-- start Passage provided --
15.           Function. The business and affairs of the Company will be managed under the direction of the Board.

 

16.           Number, Election and Terms.

 

(a)           Subject to the rights, if any, of any series of Preferred Stock to elect additional directors under circumstances specified in a Preferred Stock Designation, and to the minimum and maximum number of authorized directors provided in the Certificate of Incorporation, the authorized number of directors may be fixed from time to time only by a resolution adopted by a majority of the Whole Board.

 

(b)           The directors, other than those who may be elected by the holders of any series of the Preferred Stock, will be classified with respect to the time for which they severally hold office in accordance with the provisions of the Certificate of Incorporation. At each annual meeting of stockholders, directors will be elected in accordance with the provisions of the Certificate of Incorporation to serve as such until the third annual meeting of stockholders following the annual meeting of stockholders at which such director was elected and until their successors are duly elected and qualified; provided that any directors that are to be elected by the holders of any series of the Preferred Stock will be so elected in the manner provided in the applicable Preferred Stock Designation.
-- end Passage provided --
> _Aim_: According to the bylaw passage, how may the authorized number of directors be fixed? Answer using only the bylaw passage.
-- start Dataset records --
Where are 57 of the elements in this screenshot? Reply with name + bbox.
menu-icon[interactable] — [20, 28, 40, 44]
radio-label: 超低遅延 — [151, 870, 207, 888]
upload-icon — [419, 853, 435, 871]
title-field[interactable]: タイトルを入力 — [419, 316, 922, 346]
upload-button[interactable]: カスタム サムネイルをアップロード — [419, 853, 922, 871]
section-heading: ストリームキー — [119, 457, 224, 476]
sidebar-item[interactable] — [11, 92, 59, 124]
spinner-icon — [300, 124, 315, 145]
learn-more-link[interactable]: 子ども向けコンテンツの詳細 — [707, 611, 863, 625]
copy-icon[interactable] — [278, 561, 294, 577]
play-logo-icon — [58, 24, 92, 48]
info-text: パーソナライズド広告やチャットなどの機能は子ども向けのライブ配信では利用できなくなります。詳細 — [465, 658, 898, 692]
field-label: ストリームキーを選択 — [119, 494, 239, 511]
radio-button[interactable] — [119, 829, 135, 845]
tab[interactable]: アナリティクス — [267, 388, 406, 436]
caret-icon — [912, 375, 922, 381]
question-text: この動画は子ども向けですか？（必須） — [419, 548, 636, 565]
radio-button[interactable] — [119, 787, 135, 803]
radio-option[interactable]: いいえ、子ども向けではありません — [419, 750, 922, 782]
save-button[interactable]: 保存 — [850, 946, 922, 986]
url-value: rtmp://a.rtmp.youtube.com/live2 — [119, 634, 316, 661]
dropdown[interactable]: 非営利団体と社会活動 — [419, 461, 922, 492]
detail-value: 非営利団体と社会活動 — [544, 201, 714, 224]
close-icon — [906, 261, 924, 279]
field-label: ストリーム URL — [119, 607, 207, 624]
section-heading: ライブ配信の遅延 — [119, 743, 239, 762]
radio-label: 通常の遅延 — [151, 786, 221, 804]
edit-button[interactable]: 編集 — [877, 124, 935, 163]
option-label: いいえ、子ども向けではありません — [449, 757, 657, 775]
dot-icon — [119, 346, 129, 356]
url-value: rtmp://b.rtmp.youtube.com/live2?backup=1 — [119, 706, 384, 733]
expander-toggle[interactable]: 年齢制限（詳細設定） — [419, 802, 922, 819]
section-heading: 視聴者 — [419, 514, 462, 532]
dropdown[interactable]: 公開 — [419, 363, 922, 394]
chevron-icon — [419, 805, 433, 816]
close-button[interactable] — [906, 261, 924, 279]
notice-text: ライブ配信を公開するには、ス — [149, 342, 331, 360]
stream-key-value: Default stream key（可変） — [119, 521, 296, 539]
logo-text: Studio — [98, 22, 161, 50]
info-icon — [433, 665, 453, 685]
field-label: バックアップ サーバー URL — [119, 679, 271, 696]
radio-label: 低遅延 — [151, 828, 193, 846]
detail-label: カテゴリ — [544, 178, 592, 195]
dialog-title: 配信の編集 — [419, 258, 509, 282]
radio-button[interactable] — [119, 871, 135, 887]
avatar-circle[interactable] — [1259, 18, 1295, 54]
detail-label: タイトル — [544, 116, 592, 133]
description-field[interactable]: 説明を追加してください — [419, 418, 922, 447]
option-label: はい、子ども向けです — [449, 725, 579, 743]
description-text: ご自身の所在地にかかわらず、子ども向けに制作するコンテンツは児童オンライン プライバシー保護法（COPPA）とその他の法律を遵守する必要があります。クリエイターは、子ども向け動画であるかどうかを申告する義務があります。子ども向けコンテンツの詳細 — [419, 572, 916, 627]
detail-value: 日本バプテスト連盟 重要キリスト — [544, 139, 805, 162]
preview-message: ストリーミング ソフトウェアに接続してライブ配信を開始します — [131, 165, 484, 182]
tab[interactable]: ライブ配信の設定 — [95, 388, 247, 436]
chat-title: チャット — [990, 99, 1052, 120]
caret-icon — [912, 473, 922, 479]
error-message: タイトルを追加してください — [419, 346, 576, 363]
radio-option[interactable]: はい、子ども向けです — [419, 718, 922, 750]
-- end Dataset records --
> _Response to this task_: Only by a resolution adopted by a majority of the Whole Board.